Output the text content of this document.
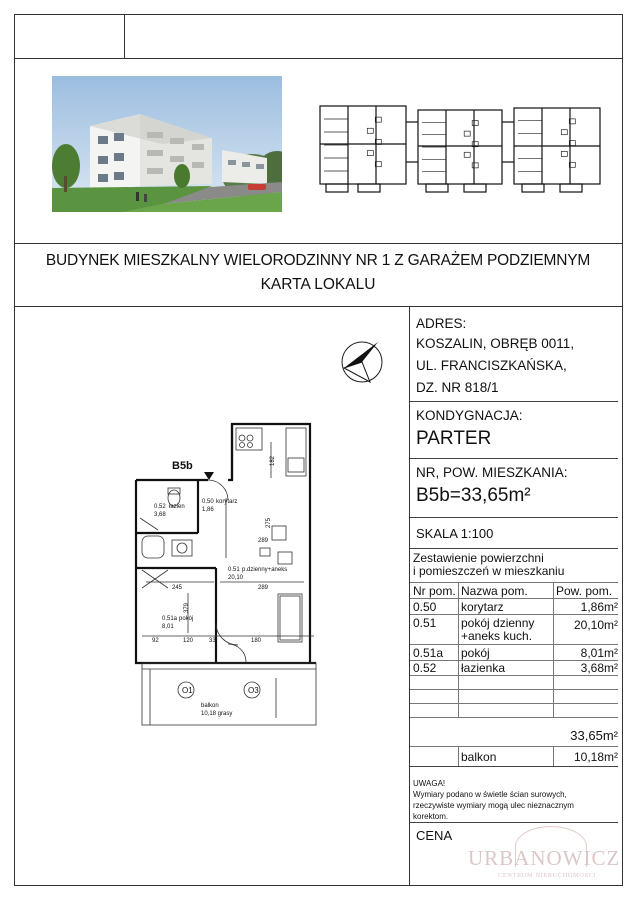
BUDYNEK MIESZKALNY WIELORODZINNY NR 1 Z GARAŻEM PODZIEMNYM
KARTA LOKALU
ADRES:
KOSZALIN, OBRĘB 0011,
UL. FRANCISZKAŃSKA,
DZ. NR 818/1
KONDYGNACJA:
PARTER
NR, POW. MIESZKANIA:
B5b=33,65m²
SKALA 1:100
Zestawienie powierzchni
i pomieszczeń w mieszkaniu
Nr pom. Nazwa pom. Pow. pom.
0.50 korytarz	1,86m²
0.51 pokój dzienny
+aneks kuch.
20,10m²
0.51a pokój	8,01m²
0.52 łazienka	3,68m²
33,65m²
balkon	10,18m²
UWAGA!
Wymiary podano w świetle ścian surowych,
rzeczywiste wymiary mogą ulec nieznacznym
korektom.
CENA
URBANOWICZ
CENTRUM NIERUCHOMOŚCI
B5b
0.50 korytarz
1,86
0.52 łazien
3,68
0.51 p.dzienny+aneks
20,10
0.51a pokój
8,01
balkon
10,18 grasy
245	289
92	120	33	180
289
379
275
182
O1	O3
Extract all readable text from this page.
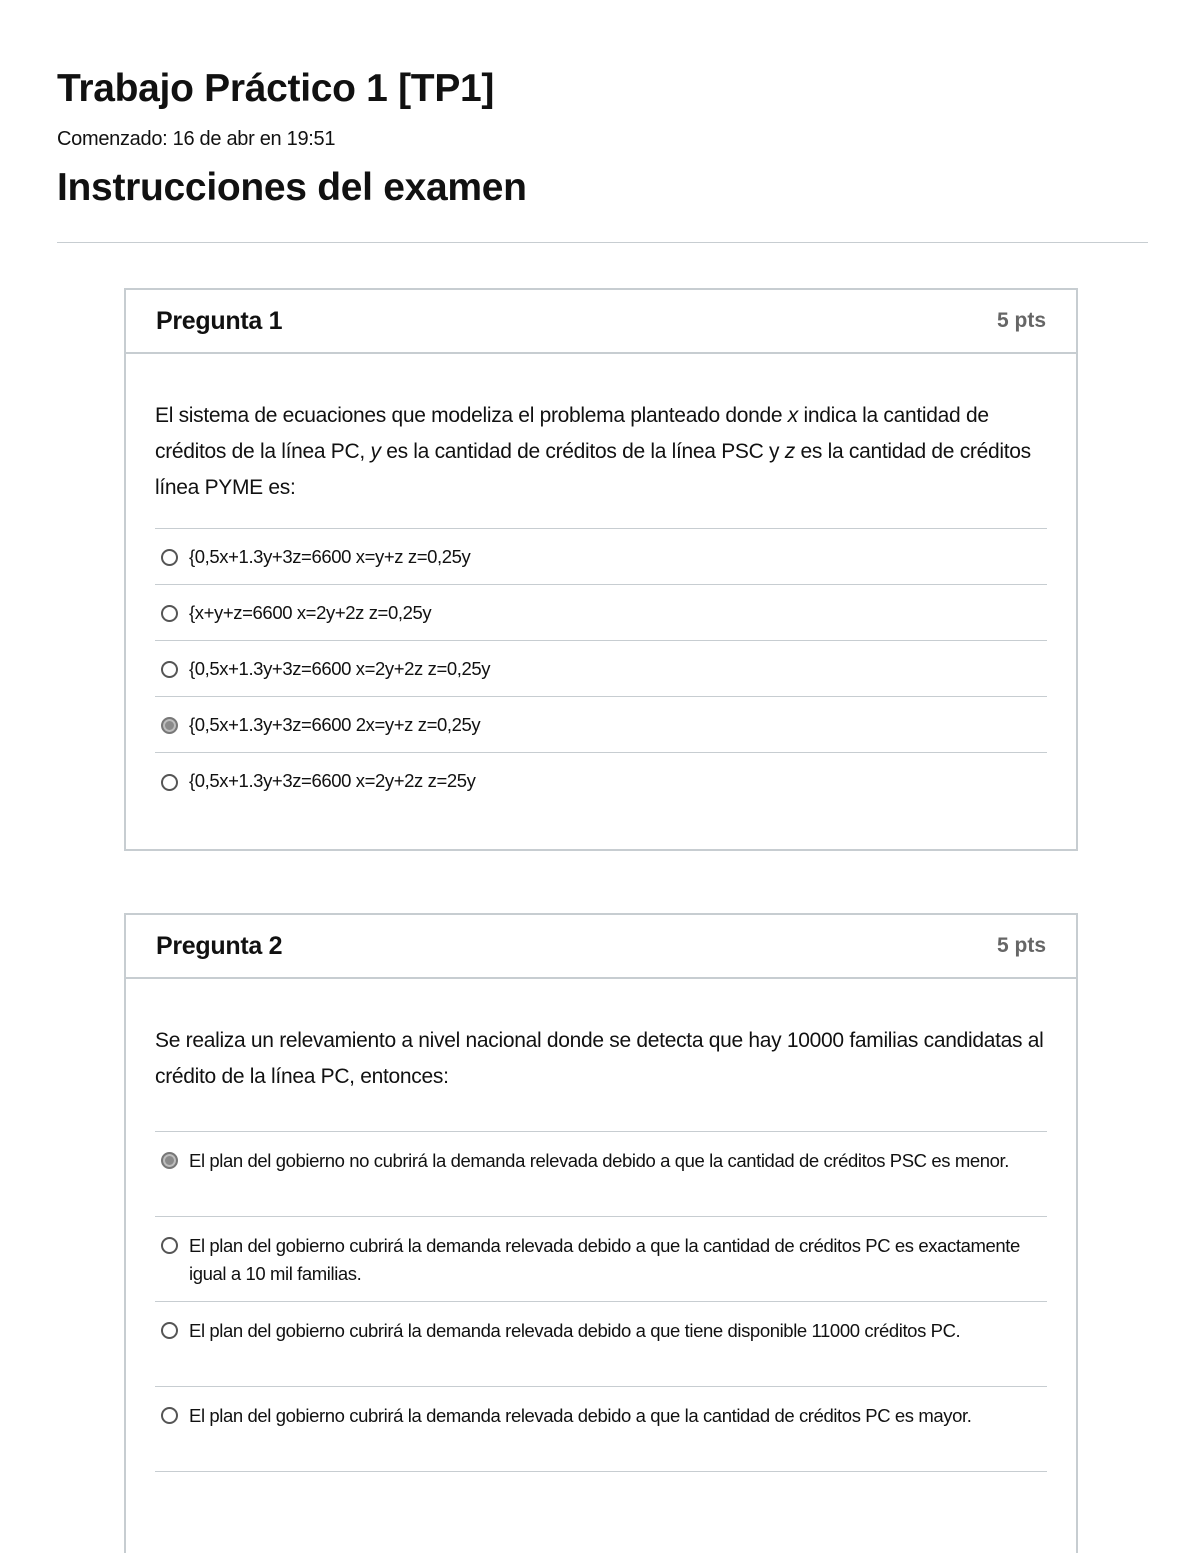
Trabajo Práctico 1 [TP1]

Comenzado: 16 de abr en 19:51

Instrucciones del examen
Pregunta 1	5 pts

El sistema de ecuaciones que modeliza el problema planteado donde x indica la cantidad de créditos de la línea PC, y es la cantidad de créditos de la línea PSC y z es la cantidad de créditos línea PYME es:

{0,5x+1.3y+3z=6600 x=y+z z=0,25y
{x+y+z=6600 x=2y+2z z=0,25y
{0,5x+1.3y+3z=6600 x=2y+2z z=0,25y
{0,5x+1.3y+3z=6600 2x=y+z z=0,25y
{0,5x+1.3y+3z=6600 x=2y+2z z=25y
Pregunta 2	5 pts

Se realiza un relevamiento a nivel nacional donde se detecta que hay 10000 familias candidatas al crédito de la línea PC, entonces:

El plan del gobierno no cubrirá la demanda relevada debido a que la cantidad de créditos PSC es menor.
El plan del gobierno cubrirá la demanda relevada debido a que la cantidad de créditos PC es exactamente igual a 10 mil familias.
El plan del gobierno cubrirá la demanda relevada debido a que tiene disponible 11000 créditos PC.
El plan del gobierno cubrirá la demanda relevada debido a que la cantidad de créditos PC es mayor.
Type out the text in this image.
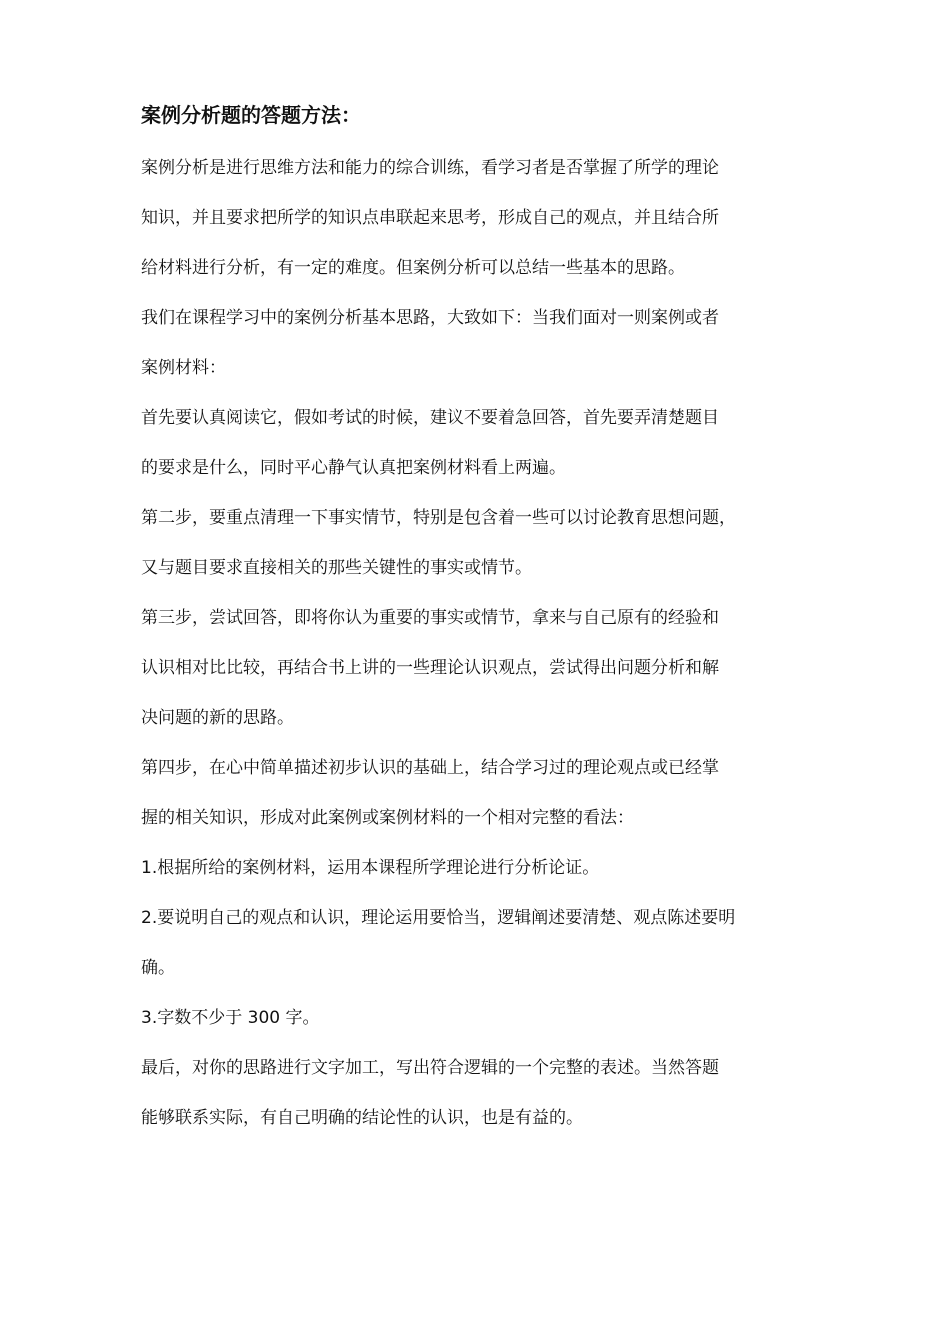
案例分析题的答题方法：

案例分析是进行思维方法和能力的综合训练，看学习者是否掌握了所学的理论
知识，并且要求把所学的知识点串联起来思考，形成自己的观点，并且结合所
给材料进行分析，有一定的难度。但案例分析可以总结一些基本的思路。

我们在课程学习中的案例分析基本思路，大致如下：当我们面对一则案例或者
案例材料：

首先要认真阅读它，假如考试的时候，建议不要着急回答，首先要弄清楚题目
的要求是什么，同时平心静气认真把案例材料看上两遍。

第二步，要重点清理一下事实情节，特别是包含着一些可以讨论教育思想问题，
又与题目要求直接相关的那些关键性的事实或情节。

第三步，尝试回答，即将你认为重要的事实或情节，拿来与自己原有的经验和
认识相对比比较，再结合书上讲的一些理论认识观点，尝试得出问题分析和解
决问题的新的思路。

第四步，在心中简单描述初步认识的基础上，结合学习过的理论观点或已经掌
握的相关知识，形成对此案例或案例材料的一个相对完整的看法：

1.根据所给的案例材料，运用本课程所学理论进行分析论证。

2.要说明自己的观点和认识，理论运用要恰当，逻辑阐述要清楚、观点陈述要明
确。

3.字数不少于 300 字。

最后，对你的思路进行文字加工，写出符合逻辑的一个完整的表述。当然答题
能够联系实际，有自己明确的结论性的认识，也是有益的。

· · ·

Task to complete:
Copy every record above exactly as written, but leave out the pictures.

Result for this task:
Output the text content of this document.
BUDYNEK MIESZKALNY WIELORODZINNY NR 1 Z GARAŻEM PODZIEMNYM
KARTA LOKALU
ADRES:
KOSZALIN, OBRĘB 0011,
UL. FRANCISZKAŃSKA,
DZ. NR 818/1
KONDYGNACJA:
PARTER
NR, POW. MIESZKANIA:
B5b=33,65m²
SKALA 1:100
Zestawienie powierzchni
i pomieszczeń w mieszkaniu
Nr pom. Nazwa pom. Pow. pom.
0.50 korytarz	1,86m²
0.51 pokój dzienny
+aneks kuch.
20,10m²
0.51a pokój	8,01m²
0.52 łazienka	3,68m²
33,65m²
balkon	10,18m²
UWAGA!
Wymiary podano w świetle ścian surowych,
rzeczywiste wymiary mogą ulec nieznacznym
korektom.
CENA
URBANOWICZ
CENTRUM NIERUCHOMOŚCI
B5b
0.50 korytarz
1,86
0.52 łazien
3,68
0.51 p.dzienny+aneks
20,10
0.51a pokój
8,01
balkon
10,18 grasy
245	289
92	120	33	180
289
379
275
182
O1	O3
Extract all readable text from this page.
Trabajo Práctico 1 [TP1]

Comenzado: 16 de abr en 19:51

Instrucciones del examen
Pregunta 1	5 pts

El sistema de ecuaciones que modeliza el problema planteado donde x indica la cantidad de créditos de la línea PC, y es la cantidad de créditos de la línea PSC y z es la cantidad de créditos línea PYME es:

{0,5x+1.3y+3z=6600 x=y+z z=0,25y
{x+y+z=6600 x=2y+2z z=0,25y
{0,5x+1.3y+3z=6600 x=2y+2z z=0,25y
{0,5x+1.3y+3z=6600 2x=y+z z=0,25y
{0,5x+1.3y+3z=6600 x=2y+2z z=25y
Pregunta 2	5 pts

Se realiza un relevamiento a nivel nacional donde se detecta que hay 10000 familias candidatas al crédito de la línea PC, entonces:

El plan del gobierno no cubrirá la demanda relevada debido a que la cantidad de créditos PSC es menor.
El plan del gobierno cubrirá la demanda relevada debido a que la cantidad de créditos PC es exactamente igual a 10 mil familias.
El plan del gobierno cubrirá la demanda relevada debido a que tiene disponible 11000 créditos PC.
El plan del gobierno cubrirá la demanda relevada debido a que la cantidad de créditos PC es mayor.
Type out the text in this image.
案例分析题的答题方法：

案例分析是进行思维方法和能力的综合训练，看学习者是否掌握了所学的理论
知识，并且要求把所学的知识点串联起来思考，形成自己的观点，并且结合所
给材料进行分析，有一定的难度。但案例分析可以总结一些基本的思路。

我们在课程学习中的案例分析基本思路，大致如下：当我们面对一则案例或者
案例材料：

首先要认真阅读它，假如考试的时候，建议不要着急回答，首先要弄清楚题目
的要求是什么，同时平心静气认真把案例材料看上两遍。

第二步，要重点清理一下事实情节，特别是包含着一些可以讨论教育思想问题，
又与题目要求直接相关的那些关键性的事实或情节。

第三步，尝试回答，即将你认为重要的事实或情节，拿来与自己原有的经验和
认识相对比比较，再结合书上讲的一些理论认识观点，尝试得出问题分析和解
决问题的新的思路。

第四步，在心中简单描述初步认识的基础上，结合学习过的理论观点或已经掌
握的相关知识，形成对此案例或案例材料的一个相对完整的看法：

1.根据所给的案例材料，运用本课程所学理论进行分析论证。

2.要说明自己的观点和认识，理论运用要恰当，逻辑阐述要清楚、观点陈述要明
确。

3.字数不少于 300 字。

最后，对你的思路进行文字加工，写出符合逻辑的一个完整的表述。当然答题
能够联系实际，有自己明确的结论性的认识，也是有益的。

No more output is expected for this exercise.